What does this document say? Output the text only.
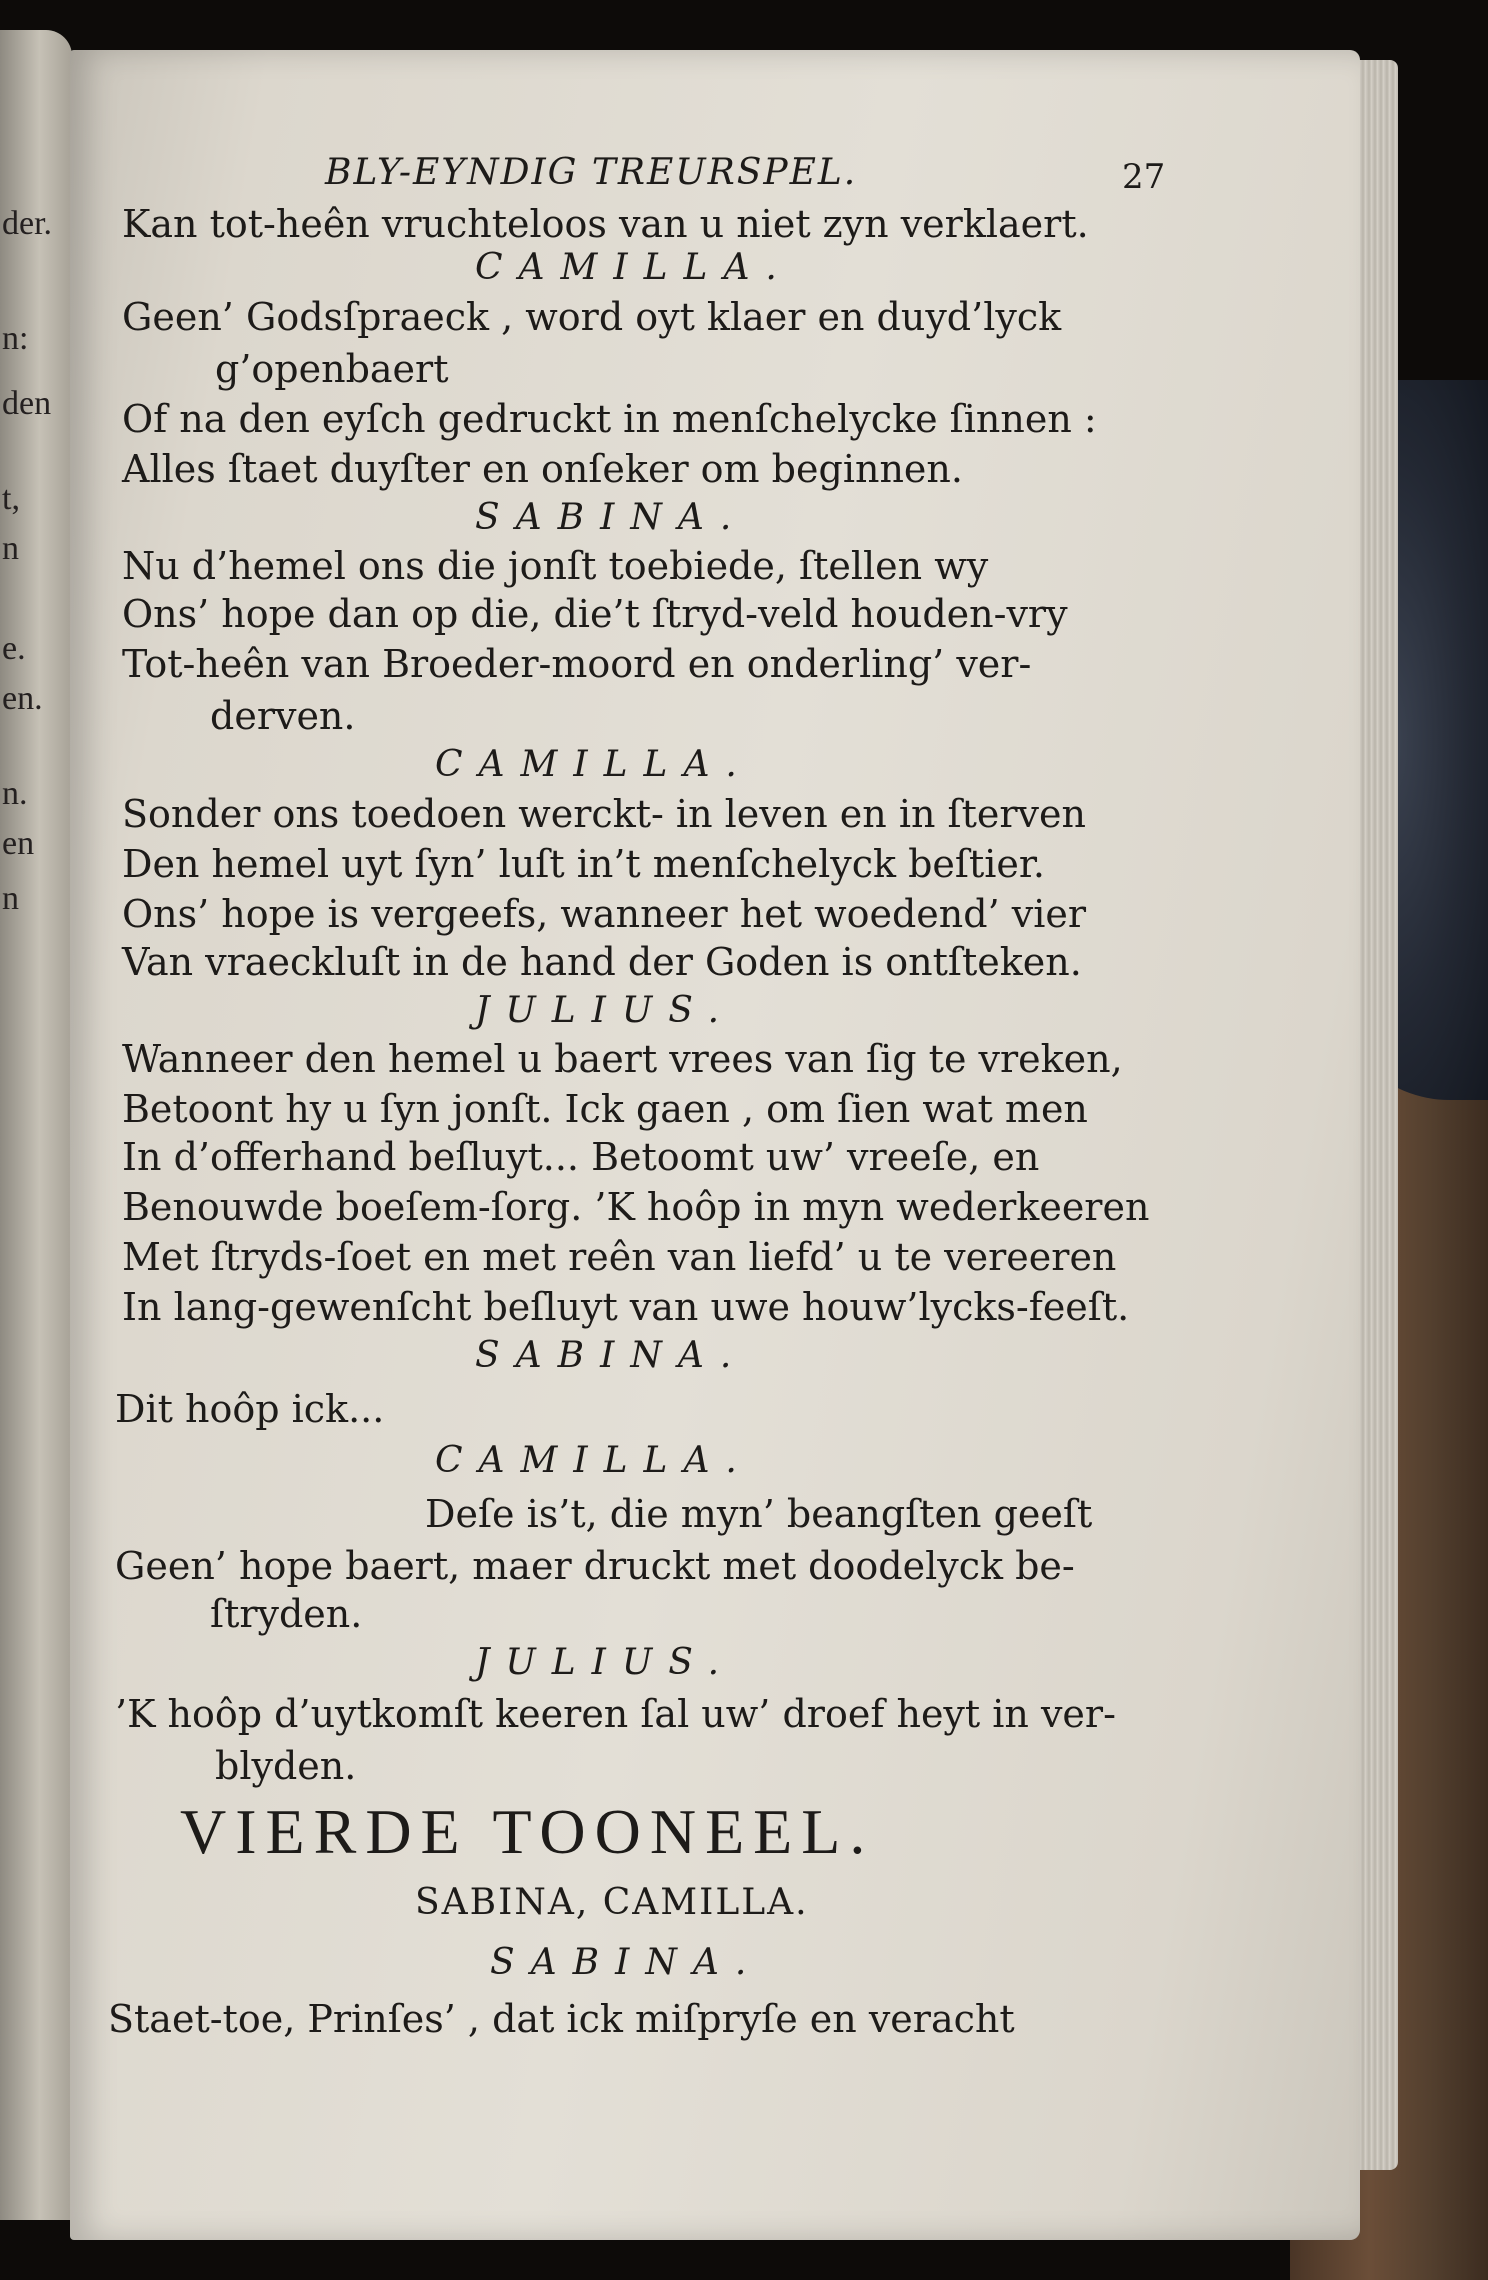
der.
n:
den
t,
n
e.
en.
n.
en
n
BLY-EYNDIG TREURSPEL.	27
Kan tot-heên vruchteloos van u niet zyn verklaert.
CAMILLA.
Geen’ Godsſpraeck , word oyt klaer en duyd’lyck
g’openbaert
Of na den eyſch gedruckt in menſchelycke ſinnen :
Alles ſtaet duyſter en onſeker om beginnen.
SABINA.
Nu d’hemel ons die jonſt toebiede, ſtellen wy
Ons’ hope dan op die, die’t ſtryd-veld houden-vry
Tot-heên van Broeder-moord en onderling’ ver-
derven.
CAMILLA.
Sonder ons toedoen werckt- in leven en in ſterven
Den hemel uyt ſyn’ luſt in’t menſchelyck beſtier.
Ons’ hope is vergeefs, wanneer het woedend’ vier
Van vraeckluſt in de hand der Goden is ontſteken.
JULIUS.
Wanneer den hemel u baert vrees van ſig te vreken,
Betoont hy u ſyn jonſt. Ick gaen , om ſien wat men
In d’offerhand beſluyt... Betoomt uw’ vreeſe, en
Benouwde boeſem-ſorg. ’K hoôp in myn wederkeeren
Met ſtryds-ſoet en met reên van liefd’ u te vereeren
In lang-gewenſcht beſluyt van uwe houw’lycks-feeſt.
SABINA.
Dit hoôp ick...
CAMILLA.
Deſe is’t, die myn’ beangſten geeſt
Geen’ hope baert, maer druckt met doodelyck be-
ſtryden.
JULIUS.
’K hoôp d’uytkomſt keeren ſal uw’ droef heyt in ver-
blyden.
VIERDE TOONEEL.
SABINA, CAMILLA.
SABINA.
Staet-toe, Prinſes’ , dat ick miſpryſe en veracht
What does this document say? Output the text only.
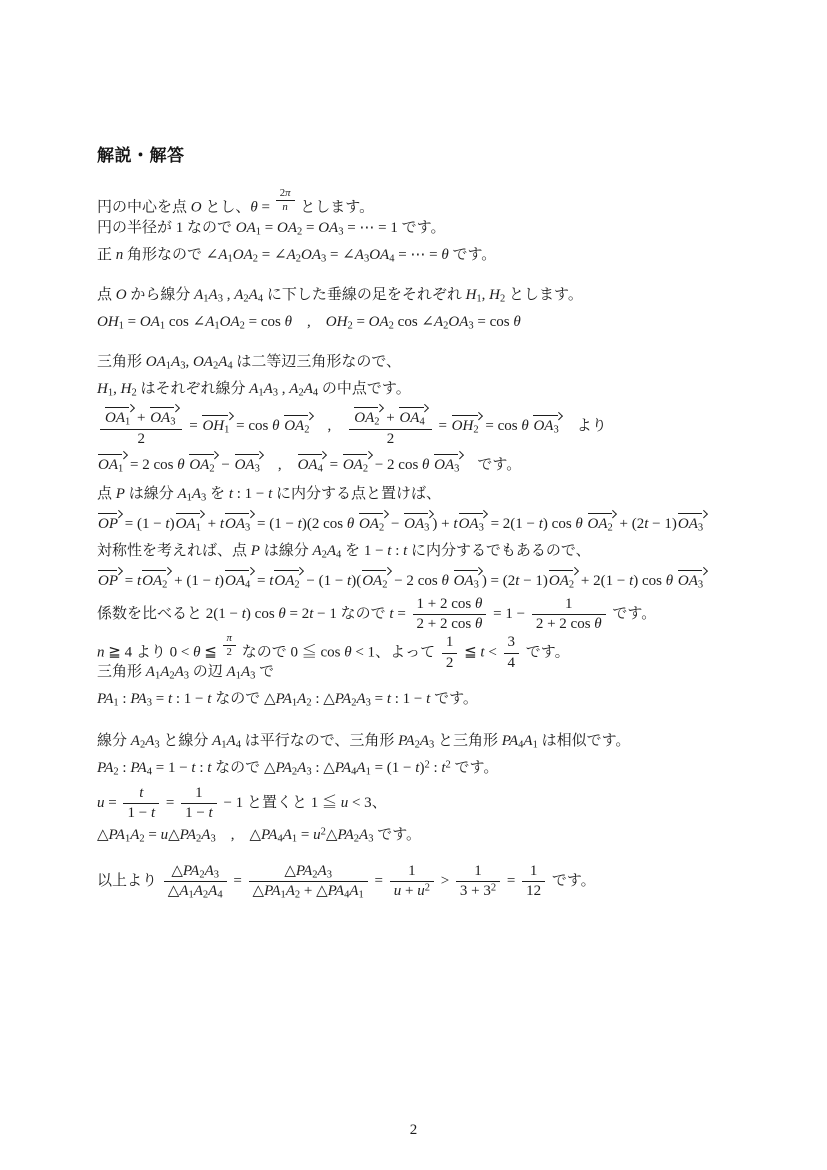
解説・解答
円の中心を点 O とし、$\theta = \frac{2\pi}{n}$ とします。
円の半径が 1 なので $OA_1 = OA_2 = OA_3$ = ⋯ = 1 です。
正 n 角形なので $\angle A_1OA_2$ = $\angle A_2OA_3$ = $\angle A_3OA_4$ = ⋯ = θ です。
点 O から線分 $A_1A_3$ , $A_2A_4$ に下した垂線の足をそれぞれ $H_1$, $H_2$ とします。
$OH_1 = OA_1$ $\cos \angle A_1OA_2 = \cos \theta$　 ,　 $OH_2 = OA_2$ $\cos \angle A_2OA_3 = \cos \theta$
三角形 $OA_1A_3$, $OA_2A_4$ は二等辺三角形なので、
$H_1$, $H_2$ はそれぞれ線分 $A_1A_3$ , $A_2A_4$ の中点です。
$\frac{OA_1 + OA_3}{2} = OH_1 = \cos \theta$ $OA_2$　 ,　 $\frac{OA_2 + OA_4}{2} = OH_2 = \cos \theta$ $OA_3$　より
$OA_1 = 2$ cos θ $OA_2 - OA_3$　 ,　 $OA_4 = OA_2 - 2$ cos θ $OA_3$　です。
点 P は線分 $A_1A_3$ を t : 1 − t に内分する点と置けば、
OP = $(1 - t)OA_1 + tOA_3 = (1 - t)(2$ cos θ $OA_2 - OA_3$ ) + tOA$_3$ = 2(1 − t) cos θ $OA_2 + (2t - 1)OA_3$
対称性を考えれば、点 P は線分 $A_2A_4$ を 1 − t : t に内分するでもあるので、
OP = $tOA_2 + (1 - t)OA_4 = tOA_2 - (1 - t)(OA_2 - 2$ cos θ $OA_3$ ) = $(2t - 1)OA_2 + 2(1 - t)$ cos θ $OA_3$
係数を比べると 2(1 − t) cos θ = 2t − 1 なので $t = \frac{\text{1 + 2 cos θ}}{\text{2 + 2 cos θ}} = 1 - \frac{1}{\text{2 + 2 cos θ}}$ です。
n ≧ 4 より 0 < θ ≦ $\frac{\pi}{2}$ なので 0 ≦ cos θ < 1、よって $\frac{1}{2}$ ≦ $t < \frac{3}{4}$ です。
三角形 $A_1A_2A_3$ の辺 $A_1A_3$ で
$PA_1$ : $PA_3 = t$ : 1 − t なので $\triangle PA_1A_2$ : $\triangle PA_2A_3 = t$ : 1 − t です。
線分 $A_2A_3$ と線分 $A_1A_4$ は平行なので、三角形 $PA_2A_3$ と三角形 $PA_4A_1$ は相似です。
$PA_2$ : $PA_4 = 1 - t$ : t なので $\triangle PA_2A_3$ : $\triangle PA_4A_1 = (1 - t)^2$ : $t^2$ です。
$u = \frac{t}{1 - t} = \frac{1}{1 - t} - 1$ と置くと 1 ≦ u < 3、
$\triangle PA_1A_2$ = $u\triangle PA_2A_3$　 ,　 $\triangle PA_4A_1$ = $u^2\triangle PA_2A_3$ です。
以上より $\frac{\triangle PA_2A_3}{\triangle A_1A_2A_4} = \frac{\triangle PA_2A_3}{\triangle PA_1A_2 + \triangle PA_4A_1} = \frac{1}{u + u^2} > \frac{1}{3 + 3^2} = \frac{1}{12}$ です。
2
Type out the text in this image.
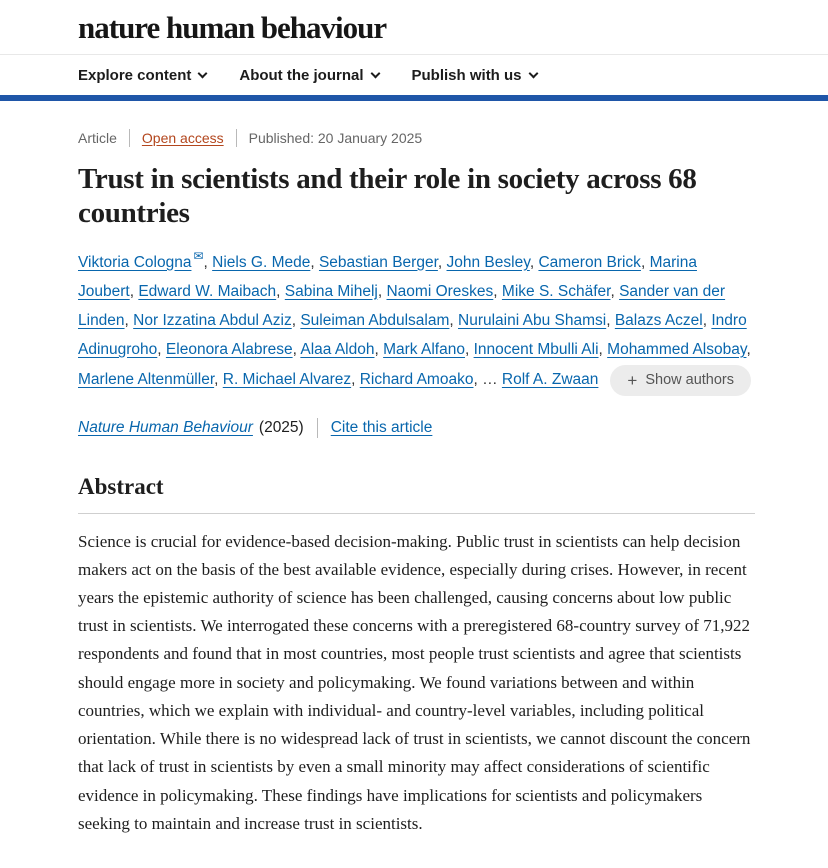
nature human behaviour
Explore content	About the journal	Publish with us
Article Open access Published: 20 January 2025
Trust in scientists and their role in society across 68 countries

Viktoria Cologna ✉, Niels G. Mede, Sebastian Berger, John Besley, Cameron Brick, Marina Joubert, Edward W. Maibach, Sabina Mihelj, Naomi Oreskes, Mike S. Schäfer, Sander van der Linden, Nor Izzatina Abdul Aziz, Suleiman Abdulsalam, Nurulaini Abu Shamsi, Balazs Aczel, Indro Adinugroho, Eleonora Alabrese, Alaa Aldoh, Mark Alfano, Innocent Mbulli Ali, Mohammed Alsobay, Marlene Altenmüller, R. Michael Alvarez, Richard Amoako, … Rolf A. Zwaan + Show authors

Nature Human Behaviour (2025) Cite this article
Abstract

Science is crucial for evidence-based decision-making. Public trust in scientists can help decision makers act on the basis of the best available evidence, especially during crises. However, in recent years the epistemic authority of science has been challenged, causing concerns about low public trust in scientists. We interrogated these concerns with a preregistered 68-country survey of 71,922 respondents and found that in most countries, most people trust scientists and agree that scientists should engage more in society and policymaking. We found variations between and within countries, which we explain with individual- and country-level variables, including political orientation. While there is no widespread lack of trust in scientists, we cannot discount the concern that lack of trust in scientists by even a small minority may affect considerations of scientific evidence in policymaking. These findings have implications for scientists and policymakers seeking to maintain and increase trust in scientists.
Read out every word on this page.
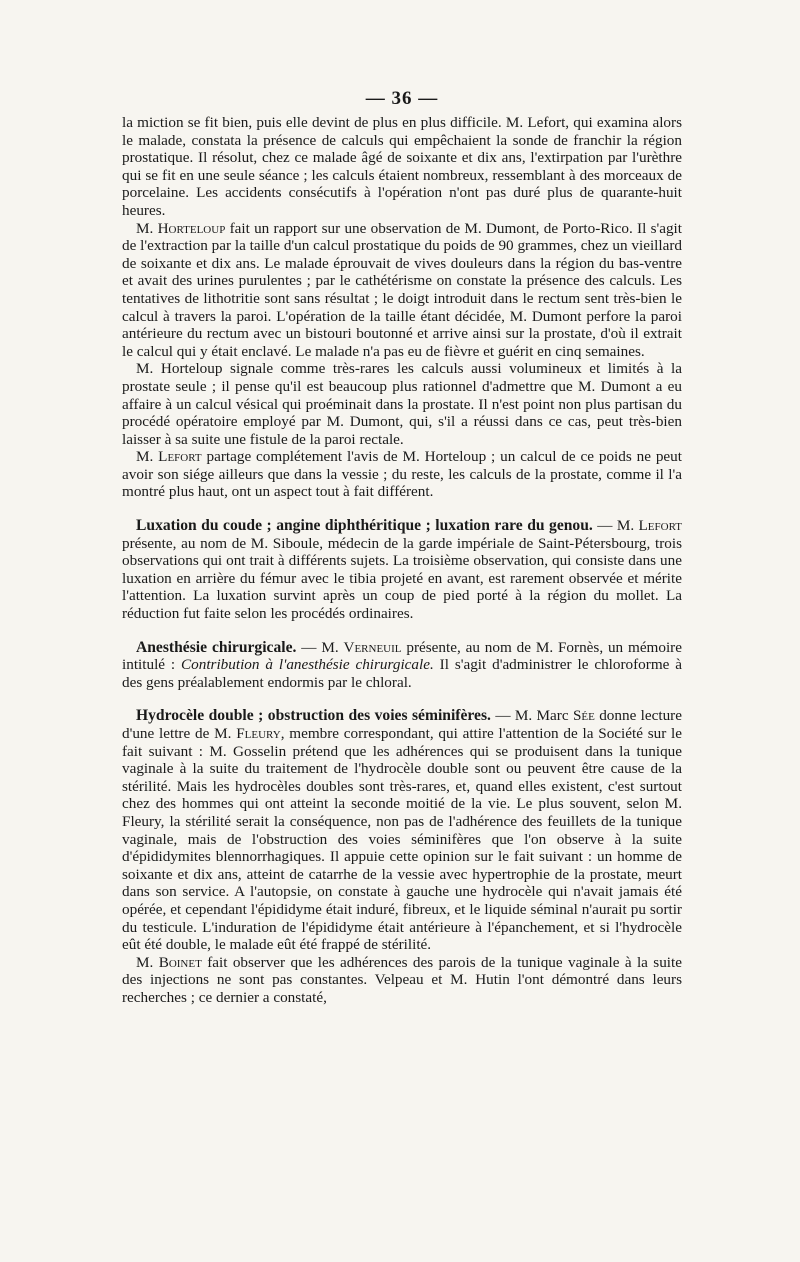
— 36 —

la miction se fit bien, puis elle devint de plus en plus difficile. M. Lefort, qui examina alors le malade, constata la présence de calculs qui empêchaient la sonde de franchir la région prostatique. Il résolut, chez ce malade âgé de soixante et dix ans, l'extirpation par l'urèthre qui se fit en une seule séance ; les calculs étaient nombreux, ressemblant à des morceaux de porcelaine. Les accidents consécutifs à l'opération n'ont pas duré plus de quarante-huit heures.

M. Horteloup fait un rapport sur une observation de M. Dumont, de Porto-Rico. Il s'agit de l'extraction par la taille d'un calcul prostatique du poids de 90 grammes, chez un vieillard de soixante et dix ans. Le malade éprouvait de vives douleurs dans la région du bas-ventre et avait des urines purulentes ; par le cathétérisme on constate la présence des calculs. Les tentatives de lithotritie sont sans résultat ; le doigt introduit dans le rectum sent très-bien le calcul à travers la paroi. L'opération de la taille étant décidée, M. Dumont perfore la paroi antérieure du rectum avec un bistouri boutonné et arrive ainsi sur la prostate, d'où il extrait le calcul qui y était enclavé. Le malade n'a pas eu de fièvre et guérit en cinq semaines.

M. Horteloup signale comme très-rares les calculs aussi volumineux et limités à la prostate seule ; il pense qu'il est beaucoup plus rationnel d'admettre que M. Dumont a eu affaire à un calcul vésical qui proéminait dans la prostate. Il n'est point non plus partisan du procédé opératoire employé par M. Dumont, qui, s'il a réussi dans ce cas, peut très-bien laisser à sa suite une fistule de la paroi rectale.

M. Lefort partage complétement l'avis de M. Horteloup ; un calcul de ce poids ne peut avoir son siége ailleurs que dans la vessie ; du reste, les calculs de la prostate, comme il l'a montré plus haut, ont un aspect tout à fait différent.

Luxation du coude ; angine diphthéritique ; luxation rare du genou. — M. Lefort présente, au nom de M. Siboule, médecin de la garde impériale de Saint-Pétersbourg, trois observations qui ont trait à différents sujets. La troisième observation, qui consiste dans une luxation en arrière du fémur avec le tibia projeté en avant, est rarement observée et mérite l'attention. La luxation survint après un coup de pied porté à la région du mollet. La réduction fut faite selon les procédés ordinaires.

Anesthésie chirurgicale. — M. Verneuil présente, au nom de M. Fornès, un mémoire intitulé : Contribution à l'anesthésie chirurgicale. Il s'agit d'administrer le chloroforme à des gens préalablement endormis par le chloral.

Hydrocèle double ; obstruction des voies séminifères. — M. Marc Sée donne lecture d'une lettre de M. Fleury, membre correspondant, qui attire l'attention de la Société sur le fait suivant : M. Gosselin prétend que les adhérences qui se produisent dans la tunique vaginale à la suite du traitement de l'hydrocèle double sont ou peuvent être cause de la stérilité. Mais les hydrocèles doubles sont très-rares, et, quand elles existent, c'est surtout chez des hommes qui ont atteint la seconde moitié de la vie. Le plus souvent, selon M. Fleury, la stérilité serait la conséquence, non pas de l'adhérence des feuillets de la tunique vaginale, mais de l'obstruction des voies séminifères que l'on observe à la suite d'épididymites blennorrhagiques. Il appuie cette opinion sur le fait suivant : un homme de soixante et dix ans, atteint de catarrhe de la vessie avec hypertrophie de la prostate, meurt dans son service. A l'autopsie, on constate à gauche une hydrocèle qui n'avait jamais été opérée, et cependant l'épididyme était induré, fibreux, et le liquide séminal n'aurait pu sortir du testicule. L'induration de l'épididyme était antérieure à l'épanchement, et si l'hydrocèle eût été double, le malade eût été frappé de stérilité.

M. Boinet fait observer que les adhérences des parois de la tunique vaginale à la suite des injections ne sont pas constantes. Velpeau et M. Hutin l'ont démontré dans leurs recherches ; ce dernier a constaté,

— Written exercise —
Identify every line holding the word "comme" and copy it out.

— Written reply —
M. Horteloup signale comme très-rares les calculs aussi volumineux et limités à la prostate seule ; il pense qu'il est beaucoup plus rationnel d'admettre que M. Dumont a eu affaire à un calcul vésical qui proéminait dans la prostate. Il n'est point non plus partisan du procédé opératoire employé par M. Dumont, qui, s'il a réussi dans ce cas, peut très-bien laisser à sa suite une fistule de la paroi rectale.
M. Lefort partage complétement l'avis de M. Horteloup ; un calcul de ce poids ne peut avoir son siége ailleurs que dans la vessie ; du reste, les calculs de la prostate, comme il l'a montré plus haut, ont un aspect tout à fait différent.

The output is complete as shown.